REQUIRED WORK
Scan the entries below. List each line with "加快培育外贸新动能".

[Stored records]
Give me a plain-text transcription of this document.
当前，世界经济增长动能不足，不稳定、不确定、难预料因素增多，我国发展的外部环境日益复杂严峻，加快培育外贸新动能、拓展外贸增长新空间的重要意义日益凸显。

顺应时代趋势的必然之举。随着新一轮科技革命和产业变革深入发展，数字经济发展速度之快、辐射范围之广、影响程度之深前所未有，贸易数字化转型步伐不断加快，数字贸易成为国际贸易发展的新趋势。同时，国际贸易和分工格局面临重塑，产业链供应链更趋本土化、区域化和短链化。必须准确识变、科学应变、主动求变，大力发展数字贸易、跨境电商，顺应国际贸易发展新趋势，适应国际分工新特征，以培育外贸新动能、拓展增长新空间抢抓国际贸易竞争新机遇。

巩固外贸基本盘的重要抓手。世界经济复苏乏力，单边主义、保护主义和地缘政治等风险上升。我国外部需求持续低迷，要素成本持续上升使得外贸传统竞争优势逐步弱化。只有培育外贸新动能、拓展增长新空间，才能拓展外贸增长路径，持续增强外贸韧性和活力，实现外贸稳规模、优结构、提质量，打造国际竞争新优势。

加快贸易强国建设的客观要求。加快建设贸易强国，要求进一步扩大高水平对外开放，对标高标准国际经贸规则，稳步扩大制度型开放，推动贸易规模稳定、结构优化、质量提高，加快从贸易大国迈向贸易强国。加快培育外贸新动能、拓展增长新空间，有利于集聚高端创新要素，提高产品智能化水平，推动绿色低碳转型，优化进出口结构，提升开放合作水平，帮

EXERCISE RESULT
当前，世界经济增长动能不足，不稳定、不确定、难预料因素增多，我国发展的外部环境日益复杂严峻，加快培育外贸新动能、拓展外贸增长新空间的重要意义日益凸显。
加快贸易强国建设的客观要求。加快建设贸易强国，要求进一步扩大高水平对外开放，对标高标准国际经贸规则，稳步扩大制度型开放，推动贸易规模稳定、结构优化、质量提高，加快从贸易大国迈向贸易强国。加快培育外贸新动能、拓展增长新空间，有利于集聚高端创新要素，提高产品智能化水平，推动绿色低碳转型，优化进出口结构，提升开放合作水平，帮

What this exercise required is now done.